## Exercise instructions
Would you copy out the whole listing exactly as given?

## Input rows
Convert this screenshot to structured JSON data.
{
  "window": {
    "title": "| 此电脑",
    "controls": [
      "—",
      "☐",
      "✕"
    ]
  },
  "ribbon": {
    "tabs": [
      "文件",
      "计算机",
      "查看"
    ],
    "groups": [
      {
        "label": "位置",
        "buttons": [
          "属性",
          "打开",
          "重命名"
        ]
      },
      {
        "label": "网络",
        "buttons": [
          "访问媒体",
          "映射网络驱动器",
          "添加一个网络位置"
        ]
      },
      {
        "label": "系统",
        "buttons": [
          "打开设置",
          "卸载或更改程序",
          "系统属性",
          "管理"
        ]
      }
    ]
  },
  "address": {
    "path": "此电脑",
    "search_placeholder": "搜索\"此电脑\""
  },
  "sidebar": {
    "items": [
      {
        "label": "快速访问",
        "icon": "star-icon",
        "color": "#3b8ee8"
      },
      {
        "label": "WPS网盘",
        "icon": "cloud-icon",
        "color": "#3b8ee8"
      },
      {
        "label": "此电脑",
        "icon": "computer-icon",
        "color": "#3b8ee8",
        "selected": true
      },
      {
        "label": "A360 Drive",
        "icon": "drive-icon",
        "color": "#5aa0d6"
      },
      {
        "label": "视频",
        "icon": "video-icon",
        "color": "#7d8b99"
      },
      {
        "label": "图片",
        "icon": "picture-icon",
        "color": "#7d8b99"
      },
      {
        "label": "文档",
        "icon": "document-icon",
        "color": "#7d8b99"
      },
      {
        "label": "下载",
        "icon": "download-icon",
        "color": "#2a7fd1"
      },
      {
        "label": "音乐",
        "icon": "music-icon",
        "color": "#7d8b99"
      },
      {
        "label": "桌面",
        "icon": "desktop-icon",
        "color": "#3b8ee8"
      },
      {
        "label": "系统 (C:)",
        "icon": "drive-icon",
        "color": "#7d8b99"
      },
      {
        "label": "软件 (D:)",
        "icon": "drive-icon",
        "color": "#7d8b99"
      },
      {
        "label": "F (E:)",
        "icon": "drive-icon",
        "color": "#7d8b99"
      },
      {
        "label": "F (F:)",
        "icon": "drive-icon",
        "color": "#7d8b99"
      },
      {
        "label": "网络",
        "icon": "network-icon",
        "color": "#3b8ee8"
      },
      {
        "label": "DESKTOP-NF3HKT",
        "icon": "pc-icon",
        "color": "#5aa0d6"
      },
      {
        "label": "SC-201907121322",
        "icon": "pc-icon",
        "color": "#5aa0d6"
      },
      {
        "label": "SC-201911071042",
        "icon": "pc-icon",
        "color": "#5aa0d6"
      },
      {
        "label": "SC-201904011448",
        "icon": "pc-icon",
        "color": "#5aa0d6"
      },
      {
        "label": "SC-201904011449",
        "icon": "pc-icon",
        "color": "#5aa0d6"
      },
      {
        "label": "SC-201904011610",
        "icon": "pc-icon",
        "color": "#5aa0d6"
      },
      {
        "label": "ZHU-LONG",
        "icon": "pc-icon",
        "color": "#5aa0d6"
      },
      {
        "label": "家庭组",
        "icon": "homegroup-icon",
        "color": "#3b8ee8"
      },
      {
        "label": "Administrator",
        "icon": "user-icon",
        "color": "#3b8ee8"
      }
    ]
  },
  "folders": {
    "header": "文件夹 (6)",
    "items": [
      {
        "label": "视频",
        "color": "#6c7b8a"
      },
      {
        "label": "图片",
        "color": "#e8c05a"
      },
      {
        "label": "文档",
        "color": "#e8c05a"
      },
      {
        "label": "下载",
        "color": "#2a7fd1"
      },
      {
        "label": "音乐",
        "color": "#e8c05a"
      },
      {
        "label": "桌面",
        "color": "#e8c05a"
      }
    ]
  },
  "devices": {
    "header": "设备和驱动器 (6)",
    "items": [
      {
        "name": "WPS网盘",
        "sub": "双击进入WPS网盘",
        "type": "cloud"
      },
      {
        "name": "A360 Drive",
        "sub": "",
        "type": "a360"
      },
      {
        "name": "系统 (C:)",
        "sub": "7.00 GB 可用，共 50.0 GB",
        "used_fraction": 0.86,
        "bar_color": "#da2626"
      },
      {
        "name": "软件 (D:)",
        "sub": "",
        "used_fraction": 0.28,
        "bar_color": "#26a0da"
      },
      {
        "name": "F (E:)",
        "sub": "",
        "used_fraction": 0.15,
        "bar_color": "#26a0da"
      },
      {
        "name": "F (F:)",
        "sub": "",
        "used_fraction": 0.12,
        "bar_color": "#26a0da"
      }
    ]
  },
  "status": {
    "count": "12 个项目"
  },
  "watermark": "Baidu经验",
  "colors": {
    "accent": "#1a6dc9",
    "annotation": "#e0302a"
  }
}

## Solution to the problem
Convert this screenshot to structured JSON data.
{
  "window": {
    "title": "| 此电脑",
    "controls": [
      "—",
      "☐",
      "✕"
    ]
  },
  "ribbon": {
    "tabs": [
      "文件",
      "计算机",
      "查看"
    ],
    "groups": [
      {
        "label": "位置",
        "buttons": [
          "属性",
          "打开",
          "重命名"
        ]
      },
      {
        "label": "网络",
        "buttons": [
          "访问媒体",
          "映射网络驱动器",
          "添加一个网络位置"
        ]
      },
      {
        "label": "系统",
        "buttons": [
          "打开设置",
          "卸载或更改程序",
          "系统属性",
          "管理"
        ]
      }
    ]
  },
  "address": {
    "path": "此电脑",
    "search_placeholder": "搜索\"此电脑\""
  },
  "sidebar": {
    "items": [
      {
        "label": "快速访问",
        "icon": "star-icon",
        "color": "#3b8ee8"
      },
      {
        "label": "WPS网盘",
        "icon": "cloud-icon",
        "color": "#3b8ee8"
      },
      {
        "label": "此电脑",
        "icon": "computer-icon",
        "color": "#3b8ee8",
        "selected": true
      },
      {
        "label": "A360 Drive",
        "icon": "drive-icon",
        "color": "#5aa0d6"
      },
      {
        "label": "视频",
        "icon": "video-icon",
        "color": "#7d8b99"
      },
      {
        "label": "图片",
        "icon": "picture-icon",
        "color": "#7d8b99"
      },
      {
        "label": "文档",
        "icon": "document-icon",
        "color": "#7d8b99"
      },
      {
        "label": "下载",
        "icon": "download-icon",
        "color": "#2a7fd1"
      },
      {
        "label": "音乐",
        "icon": "music-icon",
        "color": "#7d8b99"
      },
      {
        "label": "桌面",
        "icon": "desktop-icon",
        "color": "#3b8ee8"
      },
      {
        "label": "系统 (C:)",
        "icon": "drive-icon",
        "color": "#7d8b99"
      },
      {
        "label": "软件 (D:)",
        "icon": "drive-icon",
        "color": "#7d8b99"
      },
      {
        "label": "F (E:)",
        "icon": "drive-icon",
        "color": "#7d8b99"
      },
      {
        "label": "F (F:)",
        "icon": "drive-icon",
        "color": "#7d8b99"
      },
      {
        "label": "网络",
        "icon": "network-icon",
        "color": "#3b8ee8"
      },
      {
        "label": "DESKTOP-NF3HKT",
        "icon": "pc-icon",
        "color": "#5aa0d6"
      },
      {
        "label": "SC-201907121322",
        "icon": "pc-icon",
        "color": "#5aa0d6"
      },
      {
        "label": "SC-201911071042",
        "icon": "pc-icon",
        "color": "#5aa0d6"
      },
      {
        "label": "SC-201904011448",
        "icon": "pc-icon",
        "color": "#5aa0d6"
      },
      {
        "label": "SC-201904011449",
        "icon": "pc-icon",
        "color": "#5aa0d6"
      },
      {
        "label": "SC-201904011610",
        "icon": "pc-icon",
        "color": "#5aa0d6"
      },
      {
        "label": "ZHU-LONG",
        "icon": "pc-icon",
        "color": "#5aa0d6"
      },
      {
        "label": "家庭组",
        "icon": "homegroup-icon",
        "color": "#3b8ee8"
      },
      {
        "label": "Administrator",
        "icon": "user-icon",
        "color": "#3b8ee8"
      }
    ]
  },
  "folders": {
    "header": "文件夹 (6)",
    "items": [
      {
        "label": "视频",
        "color": "#6c7b8a"
      },
      {
        "label": "图片",
        "color": "#e8c05a"
      },
      {
        "label": "文档",
        "color": "#e8c05a"
      },
      {
        "label": "下载",
        "color": "#2a7fd1"
      },
      {
        "label": "音乐",
        "color": "#e8c05a"
      },
      {
        "label": "桌面",
        "color": "#e8c05a"
      }
    ]
  },
  "devices": {
    "header": "设备和驱动器 (6)",
    "items": [
      {
        "name": "WPS网盘",
        "sub": "双击进入WPS网盘",
        "type": "cloud"
      },
      {
        "name": "A360 Drive",
        "sub": "",
        "type": "a360"
      },
      {
        "name": "系统 (C:)",
        "sub": "7.00 GB 可用，共 50.0 GB",
        "used_fraction": 0.86,
        "bar_color": "#da2626"
      },
      {
        "name": "软件 (D:)",
        "sub": "",
        "used_fraction": 0.28,
        "bar_color": "#26a0da"
      },
      {
        "name": "F (E:)",
        "sub": "",
        "used_fraction": 0.15,
        "bar_color": "#26a0da"
      },
      {
        "name": "F (F:)",
        "sub": "",
        "used_fraction": 0.12,
        "bar_color": "#26a0da"
      }
    ]
  },
  "status": {
    "count": "12 个项目"
  },
  "watermark": "Baidu经验",
  "colors": {
    "accent": "#1a6dc9",
    "annotation": "#e0302a"
  }
}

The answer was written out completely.